━━━━━ Raw data ━━━━━

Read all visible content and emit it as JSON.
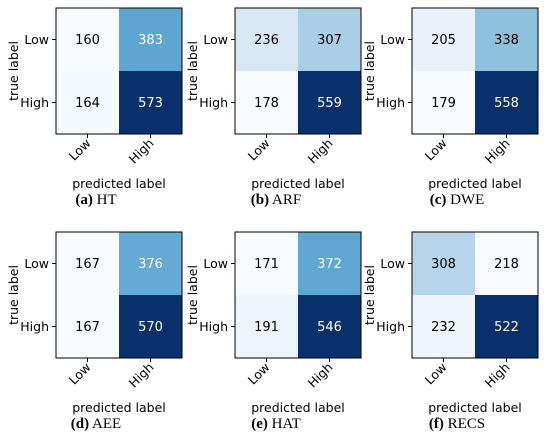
{
  "chart_data": [
    {
      "type": "heatmap",
      "caption_letter": "(a)",
      "caption_text": "HT",
      "xlabel": "predicted label",
      "ylabel": "true label",
      "x_categories": [
        "Low",
        "High"
      ],
      "y_categories": [
        "Low",
        "High"
      ],
      "values": [
        [
          160,
          383
        ],
        [
          164,
          573
        ]
      ]
    },
    {
      "type": "heatmap",
      "caption_letter": "(b)",
      "caption_text": "ARF",
      "xlabel": "predicted label",
      "ylabel": "true label",
      "x_categories": [
        "Low",
        "High"
      ],
      "y_categories": [
        "Low",
        "High"
      ],
      "values": [
        [
          236,
          307
        ],
        [
          178,
          559
        ]
      ]
    },
    {
      "type": "heatmap",
      "caption_letter": "(c)",
      "caption_text": "DWE",
      "xlabel": "predicted label",
      "ylabel": "true label",
      "x_categories": [
        "Low",
        "High"
      ],
      "y_categories": [
        "Low",
        "High"
      ],
      "values": [
        [
          205,
          338
        ],
        [
          179,
          558
        ]
      ]
    },
    {
      "type": "heatmap",
      "caption_letter": "(d)",
      "caption_text": "AEE",
      "xlabel": "predicted label",
      "ylabel": "true label",
      "x_categories": [
        "Low",
        "High"
      ],
      "y_categories": [
        "Low",
        "High"
      ],
      "values": [
        [
          167,
          376
        ],
        [
          167,
          570
        ]
      ]
    },
    {
      "type": "heatmap",
      "caption_letter": "(e)",
      "caption_text": "HAT",
      "xlabel": "predicted label",
      "ylabel": "true label",
      "x_categories": [
        "Low",
        "High"
      ],
      "y_categories": [
        "Low",
        "High"
      ],
      "values": [
        [
          171,
          372
        ],
        [
          191,
          546
        ]
      ]
    },
    {
      "type": "heatmap",
      "caption_letter": "(f)",
      "caption_text": "RECS",
      "xlabel": "predicted label",
      "ylabel": "true label",
      "x_categories": [
        "Low",
        "High"
      ],
      "y_categories": [
        "Low",
        "High"
      ],
      "values": [
        [
          308,
          218
        ],
        [
          232,
          522
        ]
      ]
    }
  ],
  "colors": {
    "colormap": "Blues",
    "cell_light": "#f7fbff",
    "cell_dark": "#08306b",
    "text_dark": "#000000",
    "text_light": "#ffffff",
    "frame": "#000000"
  }
}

━━━━━

**Goal**
Without including the pictures, return each record above exactly as it stands.

**The output**
Read all visible content and emit it as JSON.
{
  "chart_data": [
    {
      "type": "heatmap",
      "caption_letter": "(a)",
      "caption_text": "HT",
      "xlabel": "predicted label",
      "ylabel": "true label",
      "x_categories": [
        "Low",
        "High"
      ],
      "y_categories": [
        "Low",
        "High"
      ],
      "values": [
        [
          160,
          383
        ],
        [
          164,
          573
        ]
      ]
    },
    {
      "type": "heatmap",
      "caption_letter": "(b)",
      "caption_text": "ARF",
      "xlabel": "predicted label",
      "ylabel": "true label",
      "x_categories": [
        "Low",
        "High"
      ],
      "y_categories": [
        "Low",
        "High"
      ],
      "values": [
        [
          236,
          307
        ],
        [
          178,
          559
        ]
      ]
    },
    {
      "type": "heatmap",
      "caption_letter": "(c)",
      "caption_text": "DWE",
      "xlabel": "predicted label",
      "ylabel": "true label",
      "x_categories": [
        "Low",
        "High"
      ],
      "y_categories": [
        "Low",
        "High"
      ],
      "values": [
        [
          205,
          338
        ],
        [
          179,
          558
        ]
      ]
    },
    {
      "type": "heatmap",
      "caption_letter": "(d)",
      "caption_text": "AEE",
      "xlabel": "predicted label",
      "ylabel": "true label",
      "x_categories": [
        "Low",
        "High"
      ],
      "y_categories": [
        "Low",
        "High"
      ],
      "values": [
        [
          167,
          376
        ],
        [
          167,
          570
        ]
      ]
    },
    {
      "type": "heatmap",
      "caption_letter": "(e)",
      "caption_text": "HAT",
      "xlabel": "predicted label",
      "ylabel": "true label",
      "x_categories": [
        "Low",
        "High"
      ],
      "y_categories": [
        "Low",
        "High"
      ],
      "values": [
        [
          171,
          372
        ],
        [
          191,
          546
        ]
      ]
    },
    {
      "type": "heatmap",
      "caption_letter": "(f)",
      "caption_text": "RECS",
      "xlabel": "predicted label",
      "ylabel": "true label",
      "x_categories": [
        "Low",
        "High"
      ],
      "y_categories": [
        "Low",
        "High"
      ],
      "values": [
        [
          308,
          218
        ],
        [
          232,
          522
        ]
      ]
    }
  ],
  "colors": {
    "colormap": "Blues",
    "cell_light": "#f7fbff",
    "cell_dark": "#08306b",
    "text_dark": "#000000",
    "text_light": "#ffffff",
    "frame": "#000000"
  }
}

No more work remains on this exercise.